Given records:
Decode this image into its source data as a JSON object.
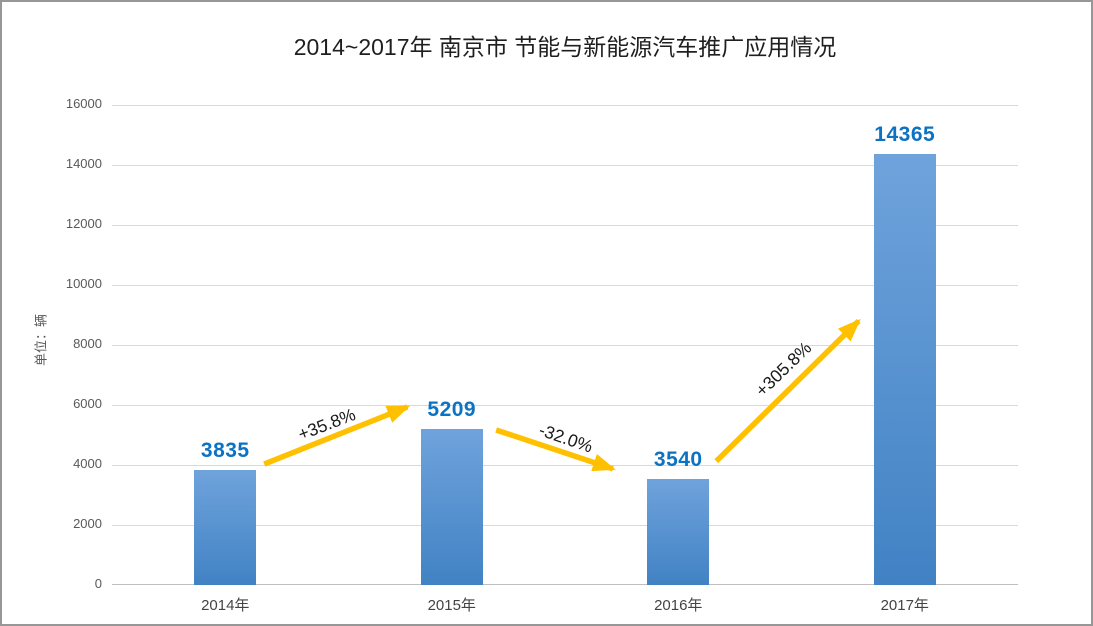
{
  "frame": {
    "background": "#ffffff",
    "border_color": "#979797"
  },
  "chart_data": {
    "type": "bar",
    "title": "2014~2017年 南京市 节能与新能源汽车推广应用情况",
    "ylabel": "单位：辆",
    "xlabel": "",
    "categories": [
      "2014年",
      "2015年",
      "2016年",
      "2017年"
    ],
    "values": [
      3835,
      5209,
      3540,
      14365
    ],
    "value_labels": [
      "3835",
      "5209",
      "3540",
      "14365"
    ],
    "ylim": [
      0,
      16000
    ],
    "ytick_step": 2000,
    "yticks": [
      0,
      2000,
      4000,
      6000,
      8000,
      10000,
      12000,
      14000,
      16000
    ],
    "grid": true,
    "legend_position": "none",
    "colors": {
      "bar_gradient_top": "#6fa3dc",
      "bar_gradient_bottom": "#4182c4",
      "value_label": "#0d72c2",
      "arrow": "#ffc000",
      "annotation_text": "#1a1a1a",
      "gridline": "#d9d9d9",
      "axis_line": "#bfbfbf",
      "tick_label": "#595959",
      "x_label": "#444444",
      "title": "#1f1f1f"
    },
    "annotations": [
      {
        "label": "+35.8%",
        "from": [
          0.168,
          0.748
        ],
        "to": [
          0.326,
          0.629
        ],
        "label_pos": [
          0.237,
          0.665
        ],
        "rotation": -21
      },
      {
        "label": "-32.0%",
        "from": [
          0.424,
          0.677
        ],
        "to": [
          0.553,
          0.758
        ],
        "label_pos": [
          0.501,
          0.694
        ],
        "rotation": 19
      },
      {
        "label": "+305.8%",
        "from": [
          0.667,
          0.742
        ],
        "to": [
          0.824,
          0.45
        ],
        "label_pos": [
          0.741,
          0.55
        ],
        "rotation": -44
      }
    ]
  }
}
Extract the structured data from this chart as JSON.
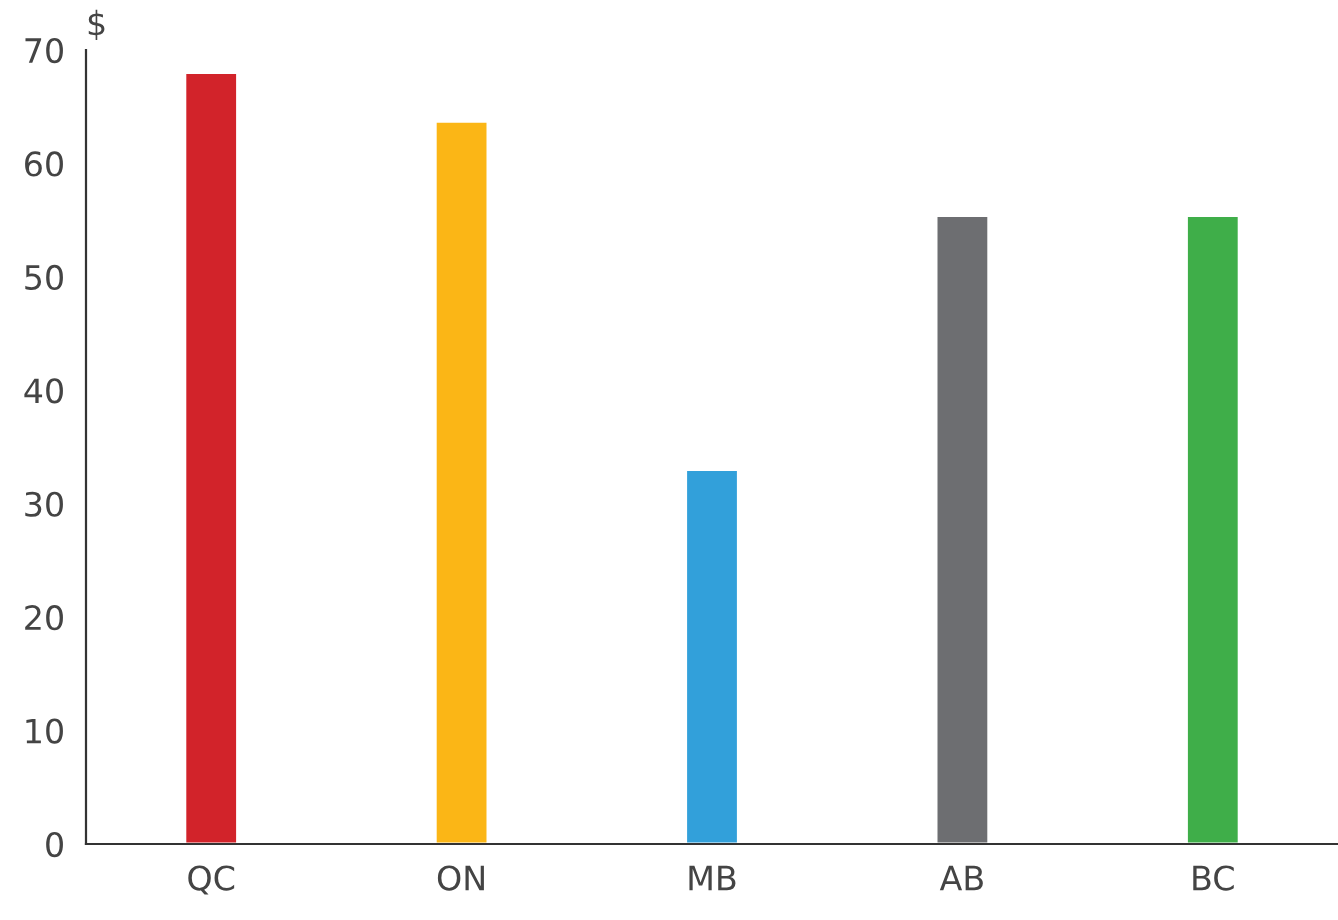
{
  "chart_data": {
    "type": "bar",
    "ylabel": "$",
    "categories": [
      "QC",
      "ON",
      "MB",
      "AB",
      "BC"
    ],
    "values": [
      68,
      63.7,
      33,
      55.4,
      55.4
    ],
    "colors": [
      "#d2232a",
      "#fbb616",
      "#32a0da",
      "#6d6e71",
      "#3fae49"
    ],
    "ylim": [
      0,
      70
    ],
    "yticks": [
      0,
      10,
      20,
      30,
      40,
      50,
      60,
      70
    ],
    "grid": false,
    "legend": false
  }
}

What is needed: Reproduce the listing word for word and omit its pictures.

Correct response:
Decode this image into its source data as a JSON object.
{
  "frame": {
    "background": "#ffffff",
    "border_color": "#979797"
  },
  "chart_data": {
    "type": "bar",
    "title": "2014~2017年 南京市 节能与新能源汽车推广应用情况",
    "ylabel": "单位：辆",
    "xlabel": "",
    "categories": [
      "2014年",
      "2015年",
      "2016年",
      "2017年"
    ],
    "values": [
      3835,
      5209,
      3540,
      14365
    ],
    "value_labels": [
      "3835",
      "5209",
      "3540",
      "14365"
    ],
    "ylim": [
      0,
      16000
    ],
    "ytick_step": 2000,
    "yticks": [
      0,
      2000,
      4000,
      6000,
      8000,
      10000,
      12000,
      14000,
      16000
    ],
    "grid": true,
    "legend_position": "none",
    "colors": {
      "bar_gradient_top": "#6fa3dc",
      "bar_gradient_bottom": "#4182c4",
      "value_label": "#0d72c2",
      "arrow": "#ffc000",
      "annotation_text": "#1a1a1a",
      "gridline": "#d9d9d9",
      "axis_line": "#bfbfbf",
      "tick_label": "#595959",
      "x_label": "#444444",
      "title": "#1f1f1f"
    },
    "annotations": [
      {
        "label": "+35.8%",
        "from": [
          0.168,
          0.748
        ],
        "to": [
          0.326,
          0.629
        ],
        "label_pos": [
          0.237,
          0.665
        ],
        "rotation": -21
      },
      {
        "label": "-32.0%",
        "from": [
          0.424,
          0.677
        ],
        "to": [
          0.553,
          0.758
        ],
        "label_pos": [
          0.501,
          0.694
        ],
        "rotation": 19
      },
      {
        "label": "+305.8%",
        "from": [
          0.667,
          0.742
        ],
        "to": [
          0.824,
          0.45
        ],
        "label_pos": [
          0.741,
          0.55
        ],
        "rotation": -44
      }
    ]
  }
}
Extract the structured data from this chart as JSON.
{
  "chart_data": {
    "type": "bar",
    "ylabel": "$",
    "categories": [
      "QC",
      "ON",
      "MB",
      "AB",
      "BC"
    ],
    "values": [
      68,
      63.7,
      33,
      55.4,
      55.4
    ],
    "colors": [
      "#d2232a",
      "#fbb616",
      "#32a0da",
      "#6d6e71",
      "#3fae49"
    ],
    "ylim": [
      0,
      70
    ],
    "yticks": [
      0,
      10,
      20,
      30,
      40,
      50,
      60,
      70
    ],
    "grid": false,
    "legend": false
  }
}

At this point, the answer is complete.